Stored data:
.....
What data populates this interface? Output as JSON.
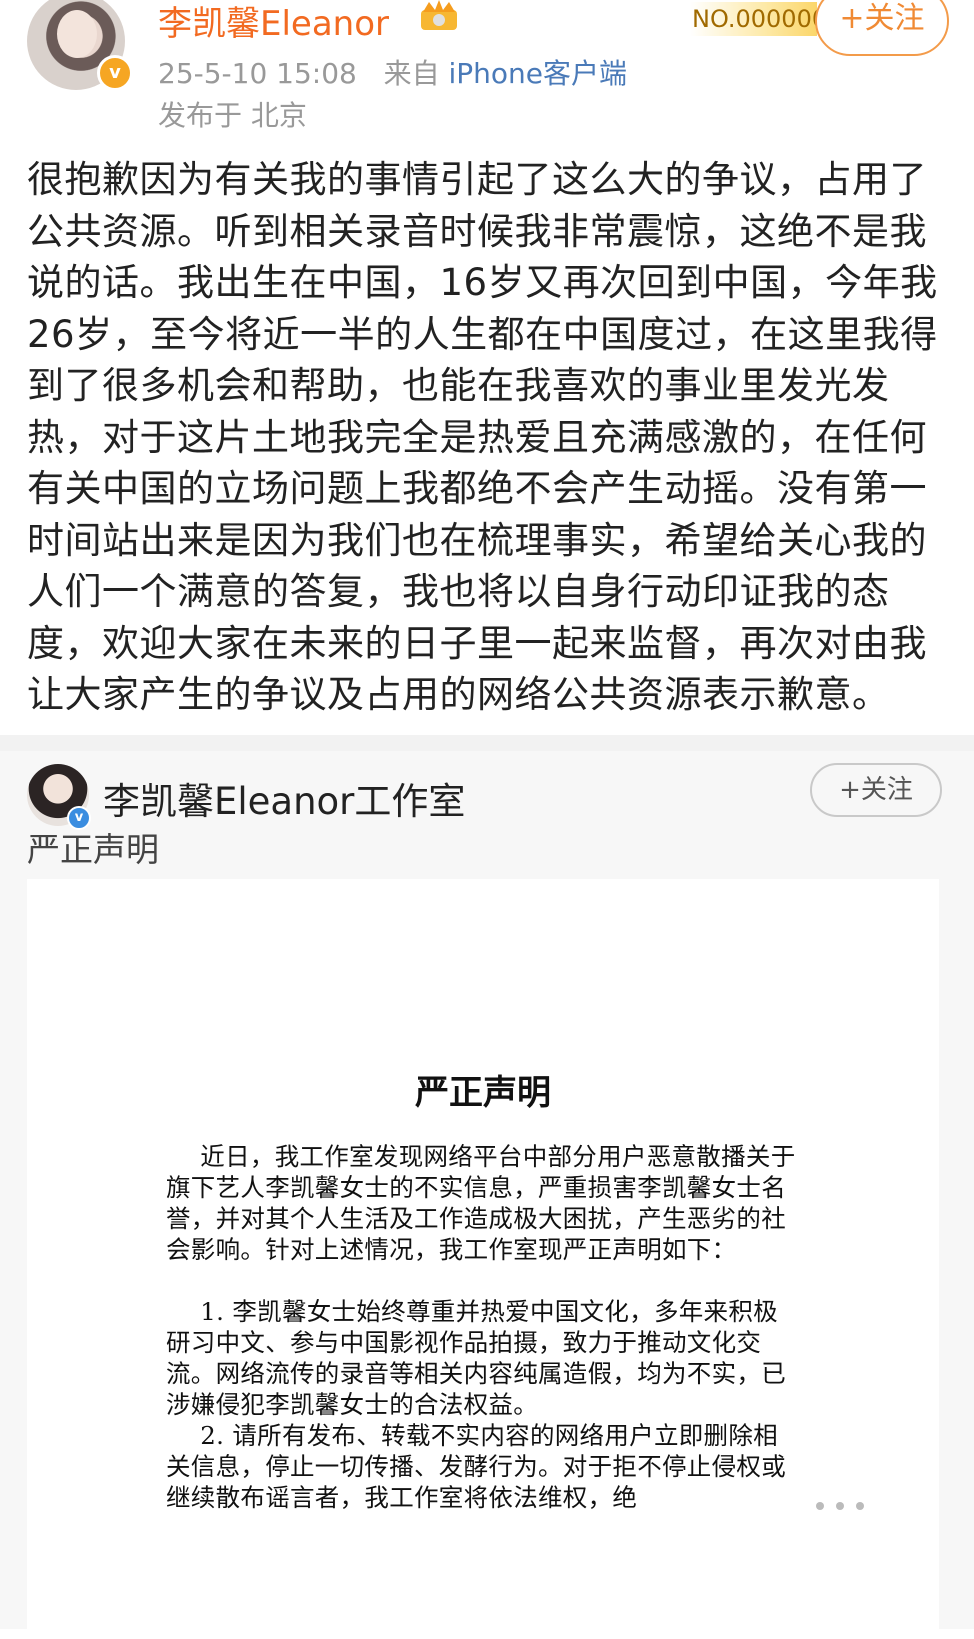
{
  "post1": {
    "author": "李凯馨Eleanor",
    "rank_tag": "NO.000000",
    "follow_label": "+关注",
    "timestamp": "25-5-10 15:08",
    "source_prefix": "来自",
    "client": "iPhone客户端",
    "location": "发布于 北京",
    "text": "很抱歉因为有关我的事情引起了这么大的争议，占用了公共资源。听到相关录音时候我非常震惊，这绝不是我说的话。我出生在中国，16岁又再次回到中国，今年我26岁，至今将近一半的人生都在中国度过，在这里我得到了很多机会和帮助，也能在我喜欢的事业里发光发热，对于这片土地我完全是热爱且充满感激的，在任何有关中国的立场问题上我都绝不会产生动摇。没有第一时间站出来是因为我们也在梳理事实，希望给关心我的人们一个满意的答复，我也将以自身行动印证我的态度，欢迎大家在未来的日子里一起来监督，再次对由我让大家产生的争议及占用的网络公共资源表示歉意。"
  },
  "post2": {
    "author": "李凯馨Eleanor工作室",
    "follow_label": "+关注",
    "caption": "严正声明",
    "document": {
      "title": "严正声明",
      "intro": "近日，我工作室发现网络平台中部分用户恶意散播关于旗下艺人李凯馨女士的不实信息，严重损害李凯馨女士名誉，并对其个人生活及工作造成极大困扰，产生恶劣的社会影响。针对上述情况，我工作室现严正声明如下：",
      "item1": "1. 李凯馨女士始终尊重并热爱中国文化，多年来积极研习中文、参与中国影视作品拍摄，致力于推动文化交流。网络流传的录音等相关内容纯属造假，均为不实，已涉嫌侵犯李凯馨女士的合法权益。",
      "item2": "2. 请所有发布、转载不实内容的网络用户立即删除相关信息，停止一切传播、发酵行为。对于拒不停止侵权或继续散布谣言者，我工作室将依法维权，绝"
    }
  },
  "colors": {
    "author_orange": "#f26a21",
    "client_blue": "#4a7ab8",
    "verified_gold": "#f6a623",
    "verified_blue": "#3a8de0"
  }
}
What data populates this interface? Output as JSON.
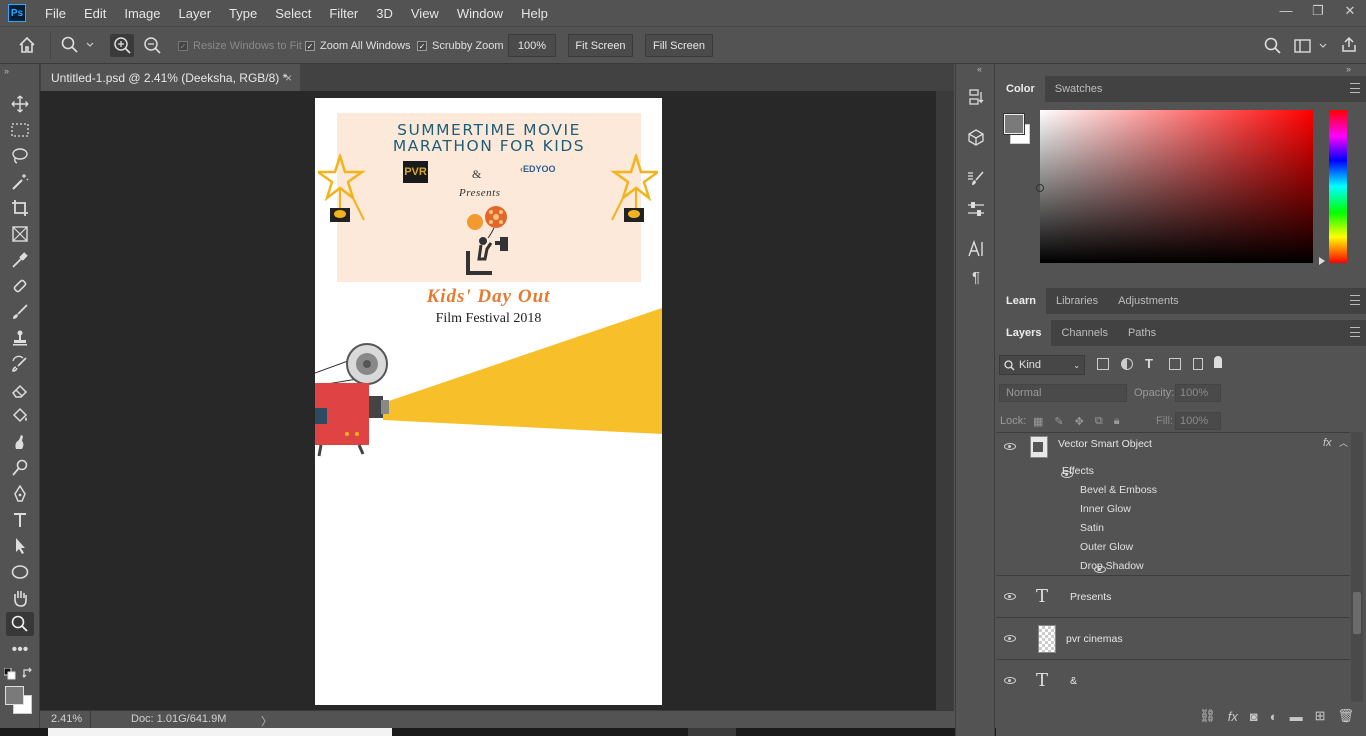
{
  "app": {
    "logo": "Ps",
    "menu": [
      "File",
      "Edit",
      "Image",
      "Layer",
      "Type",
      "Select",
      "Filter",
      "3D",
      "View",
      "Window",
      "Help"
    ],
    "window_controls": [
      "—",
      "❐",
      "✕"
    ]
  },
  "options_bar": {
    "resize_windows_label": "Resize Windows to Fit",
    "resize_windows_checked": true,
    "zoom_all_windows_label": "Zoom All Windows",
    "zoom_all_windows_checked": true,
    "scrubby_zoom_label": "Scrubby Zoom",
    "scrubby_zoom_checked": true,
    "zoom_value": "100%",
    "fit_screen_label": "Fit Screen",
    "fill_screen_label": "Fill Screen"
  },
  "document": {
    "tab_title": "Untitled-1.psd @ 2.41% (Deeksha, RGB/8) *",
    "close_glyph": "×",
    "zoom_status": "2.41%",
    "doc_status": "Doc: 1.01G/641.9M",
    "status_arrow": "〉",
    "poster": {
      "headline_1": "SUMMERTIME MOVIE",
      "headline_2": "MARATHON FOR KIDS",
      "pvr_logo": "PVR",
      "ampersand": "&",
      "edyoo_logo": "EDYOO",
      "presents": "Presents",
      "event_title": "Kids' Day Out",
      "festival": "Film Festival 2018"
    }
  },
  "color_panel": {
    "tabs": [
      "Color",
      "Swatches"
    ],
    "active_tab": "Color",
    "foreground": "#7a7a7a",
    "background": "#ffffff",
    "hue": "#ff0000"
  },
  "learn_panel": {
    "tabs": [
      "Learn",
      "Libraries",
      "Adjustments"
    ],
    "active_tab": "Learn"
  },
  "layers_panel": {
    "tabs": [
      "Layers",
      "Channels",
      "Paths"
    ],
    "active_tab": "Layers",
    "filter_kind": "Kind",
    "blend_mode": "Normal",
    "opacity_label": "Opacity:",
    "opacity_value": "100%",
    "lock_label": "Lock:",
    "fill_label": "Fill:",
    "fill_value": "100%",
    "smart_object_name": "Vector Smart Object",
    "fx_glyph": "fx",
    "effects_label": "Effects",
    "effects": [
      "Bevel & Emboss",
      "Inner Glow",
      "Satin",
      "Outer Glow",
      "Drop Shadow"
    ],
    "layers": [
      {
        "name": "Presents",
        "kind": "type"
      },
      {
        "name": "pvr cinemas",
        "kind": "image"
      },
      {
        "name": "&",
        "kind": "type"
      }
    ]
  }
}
.....
Exercise instructions: Retype all the records shown above, character for character. Omit every picture.

Output for this task:
What data populates this interface? Output as JSON.
{
  "post1": {
    "author": "李凯馨Eleanor",
    "rank_tag": "NO.000000",
    "follow_label": "+关注",
    "timestamp": "25-5-10 15:08",
    "source_prefix": "来自",
    "client": "iPhone客户端",
    "location": "发布于 北京",
    "text": "很抱歉因为有关我的事情引起了这么大的争议，占用了公共资源。听到相关录音时候我非常震惊，这绝不是我说的话。我出生在中国，16岁又再次回到中国，今年我26岁，至今将近一半的人生都在中国度过，在这里我得到了很多机会和帮助，也能在我喜欢的事业里发光发热，对于这片土地我完全是热爱且充满感激的，在任何有关中国的立场问题上我都绝不会产生动摇。没有第一时间站出来是因为我们也在梳理事实，希望给关心我的人们一个满意的答复，我也将以自身行动印证我的态度，欢迎大家在未来的日子里一起来监督，再次对由我让大家产生的争议及占用的网络公共资源表示歉意。"
  },
  "post2": {
    "author": "李凯馨Eleanor工作室",
    "follow_label": "+关注",
    "caption": "严正声明",
    "document": {
      "title": "严正声明",
      "intro": "近日，我工作室发现网络平台中部分用户恶意散播关于旗下艺人李凯馨女士的不实信息，严重损害李凯馨女士名誉，并对其个人生活及工作造成极大困扰，产生恶劣的社会影响。针对上述情况，我工作室现严正声明如下：",
      "item1": "1. 李凯馨女士始终尊重并热爱中国文化，多年来积极研习中文、参与中国影视作品拍摄，致力于推动文化交流。网络流传的录音等相关内容纯属造假，均为不实，已涉嫌侵犯李凯馨女士的合法权益。",
      "item2": "2. 请所有发布、转载不实内容的网络用户立即删除相关信息，停止一切传播、发酵行为。对于拒不停止侵权或继续散布谣言者，我工作室将依法维权，绝"
    }
  },
  "colors": {
    "author_orange": "#f26a21",
    "client_blue": "#4a7ab8",
    "verified_gold": "#f6a623",
    "verified_blue": "#3a8de0"
  }
}
What data populates this interface? Output as JSON.
{
  "app": {
    "logo": "Ps",
    "menu": [
      "File",
      "Edit",
      "Image",
      "Layer",
      "Type",
      "Select",
      "Filter",
      "3D",
      "View",
      "Window",
      "Help"
    ],
    "window_controls": [
      "—",
      "❐",
      "✕"
    ]
  },
  "options_bar": {
    "resize_windows_label": "Resize Windows to Fit",
    "resize_windows_checked": true,
    "zoom_all_windows_label": "Zoom All Windows",
    "zoom_all_windows_checked": true,
    "scrubby_zoom_label": "Scrubby Zoom",
    "scrubby_zoom_checked": true,
    "zoom_value": "100%",
    "fit_screen_label": "Fit Screen",
    "fill_screen_label": "Fill Screen"
  },
  "document": {
    "tab_title": "Untitled-1.psd @ 2.41% (Deeksha, RGB/8) *",
    "close_glyph": "×",
    "zoom_status": "2.41%",
    "doc_status": "Doc: 1.01G/641.9M",
    "status_arrow": "〉",
    "poster": {
      "headline_1": "SUMMERTIME MOVIE",
      "headline_2": "MARATHON FOR KIDS",
      "pvr_logo": "PVR",
      "ampersand": "&",
      "edyoo_logo": "EDYOO",
      "presents": "Presents",
      "event_title": "Kids' Day Out",
      "festival": "Film Festival 2018"
    }
  },
  "color_panel": {
    "tabs": [
      "Color",
      "Swatches"
    ],
    "active_tab": "Color",
    "foreground": "#7a7a7a",
    "background": "#ffffff",
    "hue": "#ff0000"
  },
  "learn_panel": {
    "tabs": [
      "Learn",
      "Libraries",
      "Adjustments"
    ],
    "active_tab": "Learn"
  },
  "layers_panel": {
    "tabs": [
      "Layers",
      "Channels",
      "Paths"
    ],
    "active_tab": "Layers",
    "filter_kind": "Kind",
    "blend_mode": "Normal",
    "opacity_label": "Opacity:",
    "opacity_value": "100%",
    "lock_label": "Lock:",
    "fill_label": "Fill:",
    "fill_value": "100%",
    "smart_object_name": "Vector Smart Object",
    "fx_glyph": "fx",
    "effects_label": "Effects",
    "effects": [
      "Bevel & Emboss",
      "Inner Glow",
      "Satin",
      "Outer Glow",
      "Drop Shadow"
    ],
    "layers": [
      {
        "name": "Presents",
        "kind": "type"
      },
      {
        "name": "pvr cinemas",
        "kind": "image"
      },
      {
        "name": "&",
        "kind": "type"
      }
    ]
  }
}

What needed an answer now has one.